SET TASK: Copy out every line exactly, passing over the pictures.

=====

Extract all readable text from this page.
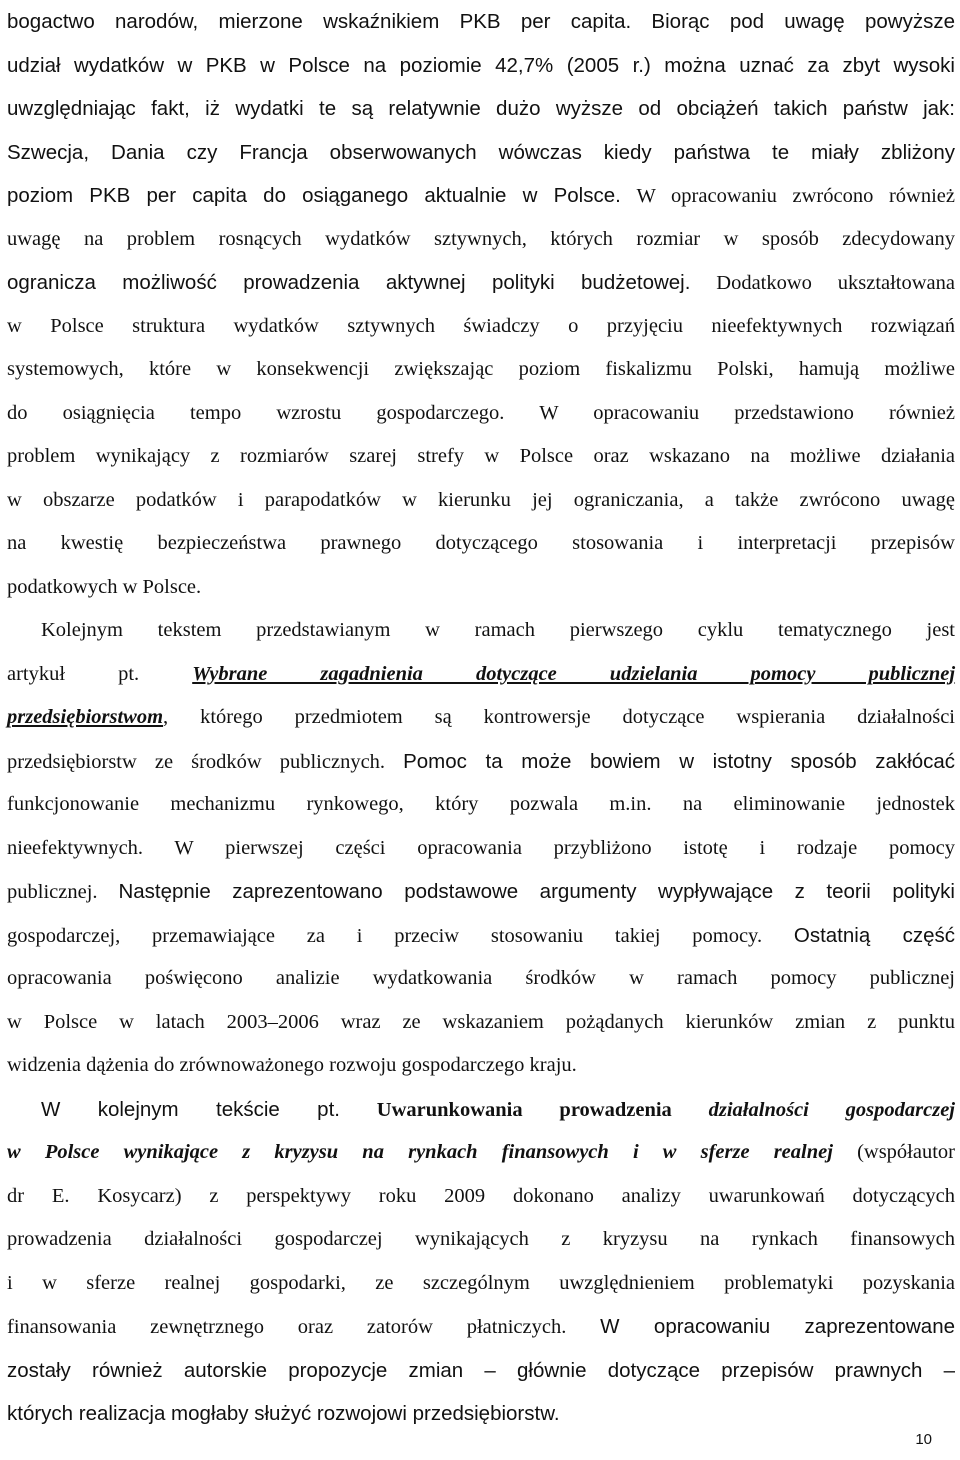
bogactwo narodów, mierzone wskaźnikiem PKB per capita. Biorąc pod uwagę powyższe
udział wydatków w PKB w Polsce na poziomie 42,7% (2005 r.) można uznać za zbyt wysoki
uwzględniając fakt, iż wydatki te są relatywnie dużo wyższe od obciążeń takich państw jak:
Szwecja, Dania czy Francja obserwowanych wówczas kiedy państwa te miały zbliżony
poziom PKB per capita do osiąganego aktualnie w Polsce. W opracowaniu zwrócono również
uwagę na problem rosnących wydatków sztywnych, których rozmiar w sposób zdecydowany
ogranicza możliwość prowadzenia aktywnej polityki budżetowej. Dodatkowo ukształtowana
w Polsce struktura wydatków sztywnych świadczy o przyjęciu nieefektywnych rozwiązań
systemowych, które w konsekwencji zwiększając poziom fiskalizmu Polski, hamują możliwe
do osiągnięcia tempo wzrostu gospodarczego. W opracowaniu przedstawiono również
problem wynikający z rozmiarów szarej strefy w Polsce oraz wskazano na możliwe działania
w obszarze podatków i parapodatków w kierunku jej ograniczania, a także zwrócono uwagę
na kwestię bezpieczeństwa prawnego dotyczącego stosowania i interpretacji przepisów
podatkowych w Polsce.
Kolejnym tekstem przedstawianym w ramach pierwszego cyklu tematycznego jest
artykuł pt.	Wybrane zagadnienia dotyczące udzielania pomocy publicznej
przedsiębiorstwom, którego przedmiotem są kontrowersje dotyczące wspierania działalności
przedsiębiorstw ze środków publicznych. Pomoc ta może bowiem w istotny sposób zakłócać
funkcjonowanie mechanizmu rynkowego, który pozwala m.in. na eliminowanie jednostek
nieefektywnych. W pierwszej części opracowania przybliżono istotę i rodzaje pomocy
publicznej. Następnie zaprezentowano podstawowe argumenty wypływające z teorii polityki
gospodarczej, przemawiające za i przeciw stosowaniu takiej pomocy. Ostatnią część
opracowania poświęcono analizie wydatkowania środków w ramach pomocy publicznej
w Polsce w latach 2003–2006 wraz ze wskazaniem pożądanych kierunków zmian z punktu
widzenia dążenia do zrównoważonego rozwoju gospodarczego kraju.
W kolejnym tekście pt. Uwarunkowania prowadzenia działalności gospodarczej
w Polsce wynikające z kryzysu na rynkach finansowych i w sferze realnej (współautor
dr E. Kosycarz) z perspektywy roku 2009 dokonano analizy uwarunkowań dotyczących
prowadzenia działalności gospodarczej wynikających z kryzysu na rynkach finansowych
i w sferze realnej gospodarki, ze szczególnym uwzględnieniem problematyki pozyskania
finansowania zewnętrznego oraz zatorów płatniczych. W opracowaniu zaprezentowane
zostały również autorskie propozycje zmian – głównie dotyczące przepisów prawnych –
których realizacja mogłaby służyć rozwojowi przedsiębiorstw.
10
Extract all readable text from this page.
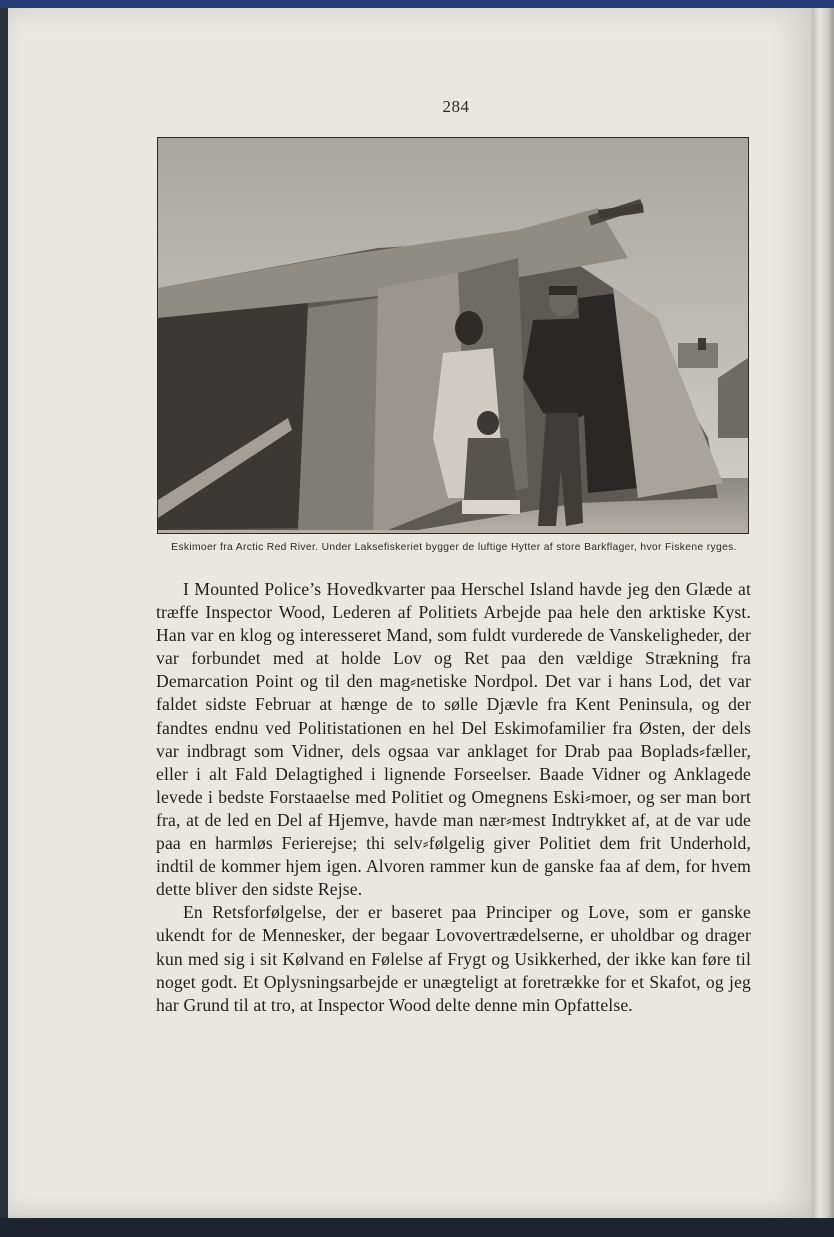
284
Eskimoer fra Arctic Red River. Under Laksefiskeriet bygger de luftige Hytter af store Barkflager, hvor Fiskene ryges.

I Mounted Police’s Hovedkvarter paa Herschel Island havde jeg den Glæde at træffe Inspector Wood, Lederen af Politiets Arbejde paa hele den arktiske Kyst. Han var en klog og interesseret Mand, som fuldt vurderede de Vanskeligheder, der var forbundet med at holde Lov og Ret paa den vældige Strækning fra Demarcation Point og til den mag⸗netiske Nordpol. Det var i hans Lod, det var faldet sidste Februar at hænge de to sølle Djævle fra Kent Peninsula, og der fandtes endnu ved Politistationen en hel Del Eskimofamilier fra Østen, der dels var indbragt som Vidner, dels ogsaa var anklaget for Drab paa Boplads⸗fæller, eller i alt Fald Delagtighed i lignende Forseelser. Baade Vidner og Anklagede levede i bedste Forstaaelse med Politiet og Omegnens Eski⸗moer, og ser man bort fra, at de led en Del af Hjemve, havde man nær⸗mest Indtrykket af, at de var ude paa en harmløs Ferierejse; thi selv⸗følgelig giver Politiet dem frit Underhold, indtil de kommer hjem igen. Alvoren rammer kun de ganske faa af dem, for hvem dette bliver den sidste Rejse.

En Retsforfølgelse, der er baseret paa Principer og Love, som er ganske ukendt for de Mennesker, der begaar Lovovertrædelserne, er uholdbar og drager kun med sig i sit Kølvand en Følelse af Frygt og Usikkerhed, der ikke kan føre til noget godt. Et Oplysningsarbejde er unægteligt at foretrække for et Skafot, og jeg har Grund til at tro, at Inspector Wood delte denne min Opfattelse.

=====

SOLUTION TO THE PROBLEM:
Extract all readable text from this page.
bogactwo narodów, mierzone wskaźnikiem PKB per capita. Biorąc pod uwagę powyższe
udział wydatków w PKB w Polsce na poziomie 42,7% (2005 r.) można uznać za zbyt wysoki
uwzględniając fakt, iż wydatki te są relatywnie dużo wyższe od obciążeń takich państw jak:
Szwecja, Dania czy Francja obserwowanych wówczas kiedy państwa te miały zbliżony
poziom PKB per capita do osiąganego aktualnie w Polsce. W opracowaniu zwrócono również
uwagę na problem rosnących wydatków sztywnych, których rozmiar w sposób zdecydowany
ogranicza możliwość prowadzenia aktywnej polityki budżetowej. Dodatkowo ukształtowana
w Polsce struktura wydatków sztywnych świadczy o przyjęciu nieefektywnych rozwiązań
systemowych, które w konsekwencji zwiększając poziom fiskalizmu Polski, hamują możliwe
do osiągnięcia tempo wzrostu gospodarczego. W opracowaniu przedstawiono również
problem wynikający z rozmiarów szarej strefy w Polsce oraz wskazano na możliwe działania
w obszarze podatków i parapodatków w kierunku jej ograniczania, a także zwrócono uwagę
na kwestię bezpieczeństwa prawnego dotyczącego stosowania i interpretacji przepisów
podatkowych w Polsce.
Kolejnym tekstem przedstawianym w ramach pierwszego cyklu tematycznego jest
artykuł pt.	Wybrane zagadnienia dotyczące udzielania pomocy publicznej
przedsiębiorstwom, którego przedmiotem są kontrowersje dotyczące wspierania działalności
przedsiębiorstw ze środków publicznych. Pomoc ta może bowiem w istotny sposób zakłócać
funkcjonowanie mechanizmu rynkowego, który pozwala m.in. na eliminowanie jednostek
nieefektywnych. W pierwszej części opracowania przybliżono istotę i rodzaje pomocy
publicznej. Następnie zaprezentowano podstawowe argumenty wypływające z teorii polityki
gospodarczej, przemawiające za i przeciw stosowaniu takiej pomocy. Ostatnią część
opracowania poświęcono analizie wydatkowania środków w ramach pomocy publicznej
w Polsce w latach 2003–2006 wraz ze wskazaniem pożądanych kierunków zmian z punktu
widzenia dążenia do zrównoważonego rozwoju gospodarczego kraju.
W kolejnym tekście pt. Uwarunkowania prowadzenia działalności gospodarczej
w Polsce wynikające z kryzysu na rynkach finansowych i w sferze realnej (współautor
dr E. Kosycarz) z perspektywy roku 2009 dokonano analizy uwarunkowań dotyczących
prowadzenia działalności gospodarczej wynikających z kryzysu na rynkach finansowych
i w sferze realnej gospodarki, ze szczególnym uwzględnieniem problematyki pozyskania
finansowania zewnętrznego oraz zatorów płatniczych. W opracowaniu zaprezentowane
zostały również autorskie propozycje zmian – głównie dotyczące przepisów prawnych –
których realizacja mogłaby służyć rozwojowi przedsiębiorstw.
10
Extract all readable text from this page.
284
Eskimoer fra Arctic Red River. Under Laksefiskeriet bygger de luftige Hytter af store Barkflager, hvor Fiskene ryges.

I Mounted Police’s Hovedkvarter paa Herschel Island havde jeg den Glæde at træffe Inspector Wood, Lederen af Politiets Arbejde paa hele den arktiske Kyst. Han var en klog og interesseret Mand, som fuldt vurderede de Vanskeligheder, der var forbundet med at holde Lov og Ret paa den vældige Strækning fra Demarcation Point og til den mag⸗netiske Nordpol. Det var i hans Lod, det var faldet sidste Februar at hænge de to sølle Djævle fra Kent Peninsula, og der fandtes endnu ved Politistationen en hel Del Eskimofamilier fra Østen, der dels var indbragt som Vidner, dels ogsaa var anklaget for Drab paa Boplads⸗fæller, eller i alt Fald Delagtighed i lignende Forseelser. Baade Vidner og Anklagede levede i bedste Forstaaelse med Politiet og Omegnens Eski⸗moer, og ser man bort fra, at de led en Del af Hjemve, havde man nær⸗mest Indtrykket af, at de var ude paa en harmløs Ferierejse; thi selv⸗følgelig giver Politiet dem frit Underhold, indtil de kommer hjem igen. Alvoren rammer kun de ganske faa af dem, for hvem dette bliver den sidste Rejse.

En Retsforfølgelse, der er baseret paa Principer og Love, som er ganske ukendt for de Mennesker, der begaar Lovovertrædelserne, er uholdbar og drager kun med sig i sit Kølvand en Følelse af Frygt og Usikkerhed, der ikke kan føre til noget godt. Et Oplysningsarbejde er unægteligt at foretrække for et Skafot, og jeg har Grund til at tro, at Inspector Wood delte denne min Opfattelse.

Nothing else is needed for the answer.